- **Written exercise**: Identify each line in the records below that contains the word "this", and copy it.

- - - -

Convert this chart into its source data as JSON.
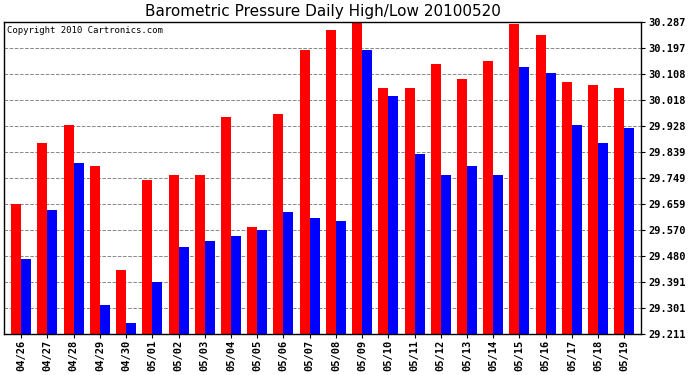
{
  "title": "Barometric Pressure Daily High/Low 20100520",
  "copyright": "Copyright 2010 Cartronics.com",
  "categories": [
    "04/26",
    "04/27",
    "04/28",
    "04/29",
    "04/30",
    "05/01",
    "05/02",
    "05/03",
    "05/04",
    "05/05",
    "05/06",
    "05/07",
    "05/08",
    "05/09",
    "05/10",
    "05/11",
    "05/12",
    "05/13",
    "05/14",
    "05/15",
    "05/16",
    "05/17",
    "05/18",
    "05/19"
  ],
  "highs": [
    29.66,
    29.87,
    29.93,
    29.79,
    29.43,
    29.74,
    29.76,
    29.76,
    29.96,
    29.58,
    29.97,
    30.19,
    30.26,
    30.29,
    30.06,
    30.06,
    30.14,
    30.09,
    30.15,
    30.28,
    30.24,
    30.08,
    30.07,
    30.06
  ],
  "lows": [
    29.47,
    29.64,
    29.8,
    29.31,
    29.25,
    29.39,
    29.51,
    29.53,
    29.55,
    29.57,
    29.63,
    29.61,
    29.6,
    30.19,
    30.03,
    29.83,
    29.76,
    29.79,
    29.76,
    30.13,
    30.11,
    29.93,
    29.87,
    29.92
  ],
  "high_color": "#ff0000",
  "low_color": "#0000ff",
  "background_color": "#ffffff",
  "grid_color": "#888888",
  "ymin": 29.211,
  "ymax": 30.287,
  "yticks": [
    29.211,
    29.301,
    29.391,
    29.48,
    29.57,
    29.659,
    29.749,
    29.839,
    29.928,
    30.018,
    30.108,
    30.197,
    30.287
  ],
  "bar_width": 0.38,
  "figwidth": 6.9,
  "figheight": 3.75,
  "dpi": 100
}
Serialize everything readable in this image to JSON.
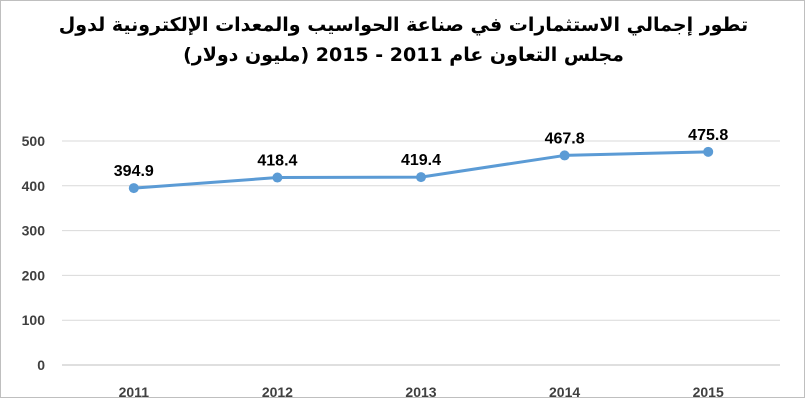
{
  "chart_data": {
    "type": "line",
    "title_line1": "تطور إجمالي الاستثمارات في صناعة الحواسيب والمعدات الإلكترونية لدول",
    "title_line2": "مجلس التعاون عام 2011 - 2015 (مليون دولار)",
    "categories": [
      "2011",
      "2012",
      "2013",
      "2014",
      "2015"
    ],
    "series": [
      {
        "values": [
          394.9,
          418.4,
          419.4,
          467.8,
          475.8
        ],
        "color": "#5b9bd5"
      }
    ],
    "data_labels": [
      "394.9",
      "418.4",
      "419.4",
      "467.8",
      "475.8"
    ],
    "ylim": [
      0,
      500
    ],
    "yticks": [
      "0",
      "100",
      "200",
      "300",
      "400",
      "500"
    ],
    "grid": true,
    "legend": "none",
    "grid_color": "#d9d9d9",
    "axis_color": "#bfbfbf"
  }
}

- - - -

- **Written reply**:
Convert this chart into its source data as JSON.
Serialize everything readable in this image to JSON.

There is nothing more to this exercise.